Copy the listing below in full and skip every picture.

» Data to process:
════════════════════

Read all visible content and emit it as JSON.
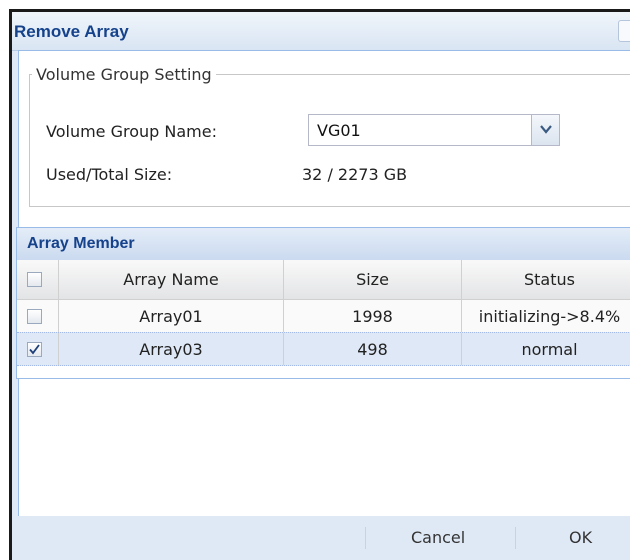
{
  "dialog": {
    "title": "Remove Array"
  },
  "volume_group_setting": {
    "legend": "Volume Group Setting",
    "name_label": "Volume Group Name:",
    "name_value": "VG01",
    "size_label": "Used/Total Size:",
    "size_value": "32 / 2273 GB"
  },
  "array_member": {
    "title": "Array Member",
    "columns": [
      "Array Name",
      "Size",
      "Status"
    ],
    "rows": [
      {
        "checked": false,
        "name": "Array01",
        "size": "1998",
        "status": "initializing->8.4%"
      },
      {
        "checked": true,
        "name": "Array03",
        "size": "498",
        "status": "normal"
      }
    ]
  },
  "footer": {
    "cancel_label": "Cancel",
    "ok_label": "OK"
  },
  "icons": {
    "dropdown": "chevron-down-icon",
    "check": "checkmark-icon"
  },
  "colors": {
    "title": "#15428b",
    "dialog_bg": "#dfe9f6",
    "border": "#99bbe8"
  }
}
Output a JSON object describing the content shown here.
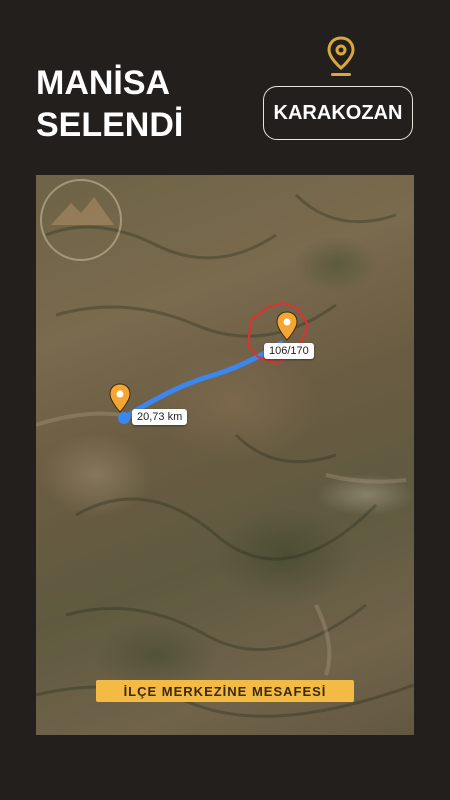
{
  "header": {
    "province": "MANİSA",
    "district": "SELENDİ",
    "village": "KARAKOZAN"
  },
  "map": {
    "parcel_label": "106/170",
    "distance_label": "20,73 km",
    "banner": "İLÇE MERKEZİNE MESAFESİ"
  },
  "colors": {
    "background": "#231f1c",
    "accent": "#f3bb46",
    "route": "#3c86f0",
    "parcel_border": "#e03030"
  },
  "icons": {
    "top_pin": "location-pin-icon",
    "map_pins": "location-pin-icon"
  }
}
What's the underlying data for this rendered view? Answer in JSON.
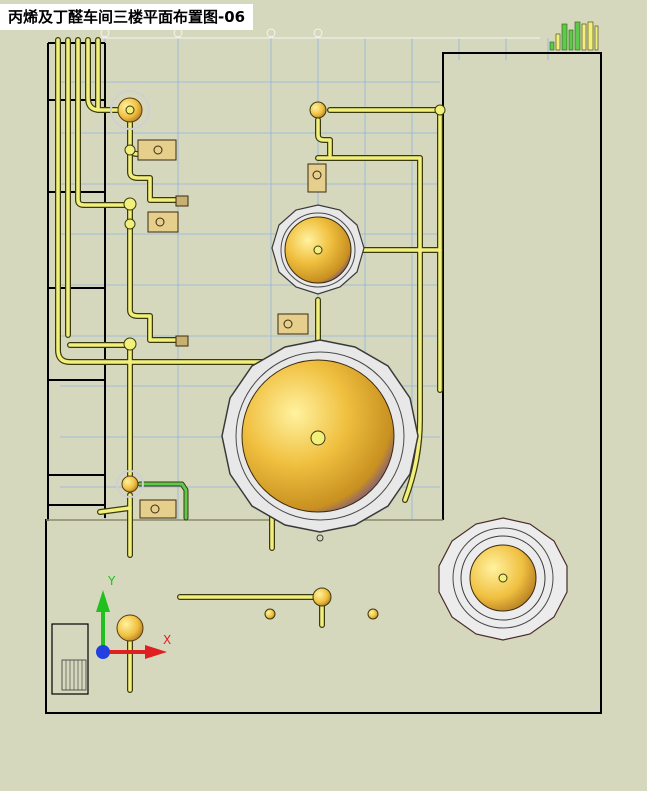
{
  "title": "丙烯及丁醛车间三楼平面布置图-06",
  "ucs": {
    "x_label": "X",
    "y_label": "Y"
  },
  "colors": {
    "background": "#d6d8bd",
    "pipe_yellow": "#f2f07a",
    "pipe_green": "#5ec94a",
    "vessel_gold": "#f0c040",
    "grid_blue": "#8fb3e0",
    "axis_red": "#e02020",
    "axis_green": "#20c020",
    "axis_blue": "#2040e0"
  }
}
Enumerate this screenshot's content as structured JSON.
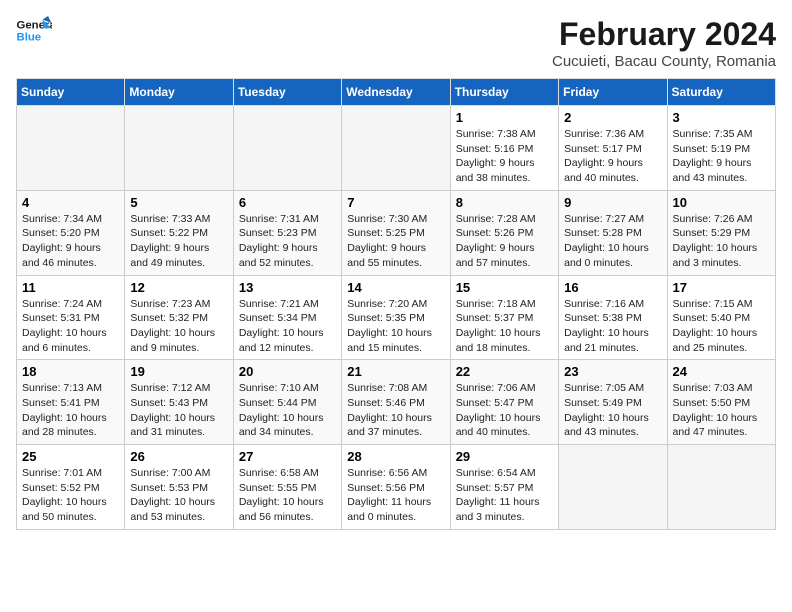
{
  "header": {
    "logo_line1": "General",
    "logo_line2": "Blue",
    "title": "February 2024",
    "subtitle": "Cucuieti, Bacau County, Romania"
  },
  "calendar": {
    "weekdays": [
      "Sunday",
      "Monday",
      "Tuesday",
      "Wednesday",
      "Thursday",
      "Friday",
      "Saturday"
    ],
    "weeks": [
      [
        {
          "day": "",
          "info": ""
        },
        {
          "day": "",
          "info": ""
        },
        {
          "day": "",
          "info": ""
        },
        {
          "day": "",
          "info": ""
        },
        {
          "day": "1",
          "info": "Sunrise: 7:38 AM\nSunset: 5:16 PM\nDaylight: 9 hours\nand 38 minutes."
        },
        {
          "day": "2",
          "info": "Sunrise: 7:36 AM\nSunset: 5:17 PM\nDaylight: 9 hours\nand 40 minutes."
        },
        {
          "day": "3",
          "info": "Sunrise: 7:35 AM\nSunset: 5:19 PM\nDaylight: 9 hours\nand 43 minutes."
        }
      ],
      [
        {
          "day": "4",
          "info": "Sunrise: 7:34 AM\nSunset: 5:20 PM\nDaylight: 9 hours\nand 46 minutes."
        },
        {
          "day": "5",
          "info": "Sunrise: 7:33 AM\nSunset: 5:22 PM\nDaylight: 9 hours\nand 49 minutes."
        },
        {
          "day": "6",
          "info": "Sunrise: 7:31 AM\nSunset: 5:23 PM\nDaylight: 9 hours\nand 52 minutes."
        },
        {
          "day": "7",
          "info": "Sunrise: 7:30 AM\nSunset: 5:25 PM\nDaylight: 9 hours\nand 55 minutes."
        },
        {
          "day": "8",
          "info": "Sunrise: 7:28 AM\nSunset: 5:26 PM\nDaylight: 9 hours\nand 57 minutes."
        },
        {
          "day": "9",
          "info": "Sunrise: 7:27 AM\nSunset: 5:28 PM\nDaylight: 10 hours\nand 0 minutes."
        },
        {
          "day": "10",
          "info": "Sunrise: 7:26 AM\nSunset: 5:29 PM\nDaylight: 10 hours\nand 3 minutes."
        }
      ],
      [
        {
          "day": "11",
          "info": "Sunrise: 7:24 AM\nSunset: 5:31 PM\nDaylight: 10 hours\nand 6 minutes."
        },
        {
          "day": "12",
          "info": "Sunrise: 7:23 AM\nSunset: 5:32 PM\nDaylight: 10 hours\nand 9 minutes."
        },
        {
          "day": "13",
          "info": "Sunrise: 7:21 AM\nSunset: 5:34 PM\nDaylight: 10 hours\nand 12 minutes."
        },
        {
          "day": "14",
          "info": "Sunrise: 7:20 AM\nSunset: 5:35 PM\nDaylight: 10 hours\nand 15 minutes."
        },
        {
          "day": "15",
          "info": "Sunrise: 7:18 AM\nSunset: 5:37 PM\nDaylight: 10 hours\nand 18 minutes."
        },
        {
          "day": "16",
          "info": "Sunrise: 7:16 AM\nSunset: 5:38 PM\nDaylight: 10 hours\nand 21 minutes."
        },
        {
          "day": "17",
          "info": "Sunrise: 7:15 AM\nSunset: 5:40 PM\nDaylight: 10 hours\nand 25 minutes."
        }
      ],
      [
        {
          "day": "18",
          "info": "Sunrise: 7:13 AM\nSunset: 5:41 PM\nDaylight: 10 hours\nand 28 minutes."
        },
        {
          "day": "19",
          "info": "Sunrise: 7:12 AM\nSunset: 5:43 PM\nDaylight: 10 hours\nand 31 minutes."
        },
        {
          "day": "20",
          "info": "Sunrise: 7:10 AM\nSunset: 5:44 PM\nDaylight: 10 hours\nand 34 minutes."
        },
        {
          "day": "21",
          "info": "Sunrise: 7:08 AM\nSunset: 5:46 PM\nDaylight: 10 hours\nand 37 minutes."
        },
        {
          "day": "22",
          "info": "Sunrise: 7:06 AM\nSunset: 5:47 PM\nDaylight: 10 hours\nand 40 minutes."
        },
        {
          "day": "23",
          "info": "Sunrise: 7:05 AM\nSunset: 5:49 PM\nDaylight: 10 hours\nand 43 minutes."
        },
        {
          "day": "24",
          "info": "Sunrise: 7:03 AM\nSunset: 5:50 PM\nDaylight: 10 hours\nand 47 minutes."
        }
      ],
      [
        {
          "day": "25",
          "info": "Sunrise: 7:01 AM\nSunset: 5:52 PM\nDaylight: 10 hours\nand 50 minutes."
        },
        {
          "day": "26",
          "info": "Sunrise: 7:00 AM\nSunset: 5:53 PM\nDaylight: 10 hours\nand 53 minutes."
        },
        {
          "day": "27",
          "info": "Sunrise: 6:58 AM\nSunset: 5:55 PM\nDaylight: 10 hours\nand 56 minutes."
        },
        {
          "day": "28",
          "info": "Sunrise: 6:56 AM\nSunset: 5:56 PM\nDaylight: 11 hours\nand 0 minutes."
        },
        {
          "day": "29",
          "info": "Sunrise: 6:54 AM\nSunset: 5:57 PM\nDaylight: 11 hours\nand 3 minutes."
        },
        {
          "day": "",
          "info": ""
        },
        {
          "day": "",
          "info": ""
        }
      ]
    ]
  }
}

════════════════════

» The solution:
Read all visible content and emit it as JSON.
{
  "dialog": {
    "title": "Remove Array"
  },
  "volume_group_setting": {
    "legend": "Volume Group Setting",
    "name_label": "Volume Group Name:",
    "name_value": "VG01",
    "size_label": "Used/Total Size:",
    "size_value": "32 / 2273 GB"
  },
  "array_member": {
    "title": "Array Member",
    "columns": [
      "Array Name",
      "Size",
      "Status"
    ],
    "rows": [
      {
        "checked": false,
        "name": "Array01",
        "size": "1998",
        "status": "initializing->8.4%"
      },
      {
        "checked": true,
        "name": "Array03",
        "size": "498",
        "status": "normal"
      }
    ]
  },
  "footer": {
    "cancel_label": "Cancel",
    "ok_label": "OK"
  },
  "icons": {
    "dropdown": "chevron-down-icon",
    "check": "checkmark-icon"
  },
  "colors": {
    "title": "#15428b",
    "dialog_bg": "#dfe9f6",
    "border": "#99bbe8"
  }
}
Output a JSON object describing the content shown here.
{
  "header": {
    "province": "MANİSA",
    "district": "SELENDİ",
    "village": "KARAKOZAN"
  },
  "map": {
    "parcel_label": "106/170",
    "distance_label": "20,73 km",
    "banner": "İLÇE MERKEZİNE MESAFESİ"
  },
  "colors": {
    "background": "#231f1c",
    "accent": "#f3bb46",
    "route": "#3c86f0",
    "parcel_border": "#e03030"
  },
  "icons": {
    "top_pin": "location-pin-icon",
    "map_pins": "location-pin-icon"
  }
}
What's the underlying data for this rendered view? Answer in JSON.
{
  "title": "丙烯及丁醛车间三楼平面布置图-06",
  "ucs": {
    "x_label": "X",
    "y_label": "Y"
  },
  "colors": {
    "background": "#d6d8bd",
    "pipe_yellow": "#f2f07a",
    "pipe_green": "#5ec94a",
    "vessel_gold": "#f0c040",
    "grid_blue": "#8fb3e0",
    "axis_red": "#e02020",
    "axis_green": "#20c020",
    "axis_blue": "#2040e0"
  }
}
Enumerate this screenshot's content as structured JSON.
{
  "header": {
    "logo_line1": "General",
    "logo_line2": "Blue",
    "title": "February 2024",
    "subtitle": "Cucuieti, Bacau County, Romania"
  },
  "calendar": {
    "weekdays": [
      "Sunday",
      "Monday",
      "Tuesday",
      "Wednesday",
      "Thursday",
      "Friday",
      "Saturday"
    ],
    "weeks": [
      [
        {
          "day": "",
          "info": ""
        },
        {
          "day": "",
          "info": ""
        },
        {
          "day": "",
          "info": ""
        },
        {
          "day": "",
          "info": ""
        },
        {
          "day": "1",
          "info": "Sunrise: 7:38 AM\nSunset: 5:16 PM\nDaylight: 9 hours\nand 38 minutes."
        },
        {
          "day": "2",
          "info": "Sunrise: 7:36 AM\nSunset: 5:17 PM\nDaylight: 9 hours\nand 40 minutes."
        },
        {
          "day": "3",
          "info": "Sunrise: 7:35 AM\nSunset: 5:19 PM\nDaylight: 9 hours\nand 43 minutes."
        }
      ],
      [
        {
          "day": "4",
          "info": "Sunrise: 7:34 AM\nSunset: 5:20 PM\nDaylight: 9 hours\nand 46 minutes."
        },
        {
          "day": "5",
          "info": "Sunrise: 7:33 AM\nSunset: 5:22 PM\nDaylight: 9 hours\nand 49 minutes."
        },
        {
          "day": "6",
          "info": "Sunrise: 7:31 AM\nSunset: 5:23 PM\nDaylight: 9 hours\nand 52 minutes."
        },
        {
          "day": "7",
          "info": "Sunrise: 7:30 AM\nSunset: 5:25 PM\nDaylight: 9 hours\nand 55 minutes."
        },
        {
          "day": "8",
          "info": "Sunrise: 7:28 AM\nSunset: 5:26 PM\nDaylight: 9 hours\nand 57 minutes."
        },
        {
          "day": "9",
          "info": "Sunrise: 7:27 AM\nSunset: 5:28 PM\nDaylight: 10 hours\nand 0 minutes."
        },
        {
          "day": "10",
          "info": "Sunrise: 7:26 AM\nSunset: 5:29 PM\nDaylight: 10 hours\nand 3 minutes."
        }
      ],
      [
        {
          "day": "11",
          "info": "Sunrise: 7:24 AM\nSunset: 5:31 PM\nDaylight: 10 hours\nand 6 minutes."
        },
        {
          "day": "12",
          "info": "Sunrise: 7:23 AM\nSunset: 5:32 PM\nDaylight: 10 hours\nand 9 minutes."
        },
        {
          "day": "13",
          "info": "Sunrise: 7:21 AM\nSunset: 5:34 PM\nDaylight: 10 hours\nand 12 minutes."
        },
        {
          "day": "14",
          "info": "Sunrise: 7:20 AM\nSunset: 5:35 PM\nDaylight: 10 hours\nand 15 minutes."
        },
        {
          "day": "15",
          "info": "Sunrise: 7:18 AM\nSunset: 5:37 PM\nDaylight: 10 hours\nand 18 minutes."
        },
        {
          "day": "16",
          "info": "Sunrise: 7:16 AM\nSunset: 5:38 PM\nDaylight: 10 hours\nand 21 minutes."
        },
        {
          "day": "17",
          "info": "Sunrise: 7:15 AM\nSunset: 5:40 PM\nDaylight: 10 hours\nand 25 minutes."
        }
      ],
      [
        {
          "day": "18",
          "info": "Sunrise: 7:13 AM\nSunset: 5:41 PM\nDaylight: 10 hours\nand 28 minutes."
        },
        {
          "day": "19",
          "info": "Sunrise: 7:12 AM\nSunset: 5:43 PM\nDaylight: 10 hours\nand 31 minutes."
        },
        {
          "day": "20",
          "info": "Sunrise: 7:10 AM\nSunset: 5:44 PM\nDaylight: 10 hours\nand 34 minutes."
        },
        {
          "day": "21",
          "info": "Sunrise: 7:08 AM\nSunset: 5:46 PM\nDaylight: 10 hours\nand 37 minutes."
        },
        {
          "day": "22",
          "info": "Sunrise: 7:06 AM\nSunset: 5:47 PM\nDaylight: 10 hours\nand 40 minutes."
        },
        {
          "day": "23",
          "info": "Sunrise: 7:05 AM\nSunset: 5:49 PM\nDaylight: 10 hours\nand 43 minutes."
        },
        {
          "day": "24",
          "info": "Sunrise: 7:03 AM\nSunset: 5:50 PM\nDaylight: 10 hours\nand 47 minutes."
        }
      ],
      [
        {
          "day": "25",
          "info": "Sunrise: 7:01 AM\nSunset: 5:52 PM\nDaylight: 10 hours\nand 50 minutes."
        },
        {
          "day": "26",
          "info": "Sunrise: 7:00 AM\nSunset: 5:53 PM\nDaylight: 10 hours\nand 53 minutes."
        },
        {
          "day": "27",
          "info": "Sunrise: 6:58 AM\nSunset: 5:55 PM\nDaylight: 10 hours\nand 56 minutes."
        },
        {
          "day": "28",
          "info": "Sunrise: 6:56 AM\nSunset: 5:56 PM\nDaylight: 11 hours\nand 0 minutes."
        },
        {
          "day": "29",
          "info": "Sunrise: 6:54 AM\nSunset: 5:57 PM\nDaylight: 11 hours\nand 3 minutes."
        },
        {
          "day": "",
          "info": ""
        },
        {
          "day": "",
          "info": ""
        }
      ]
    ]
  }
}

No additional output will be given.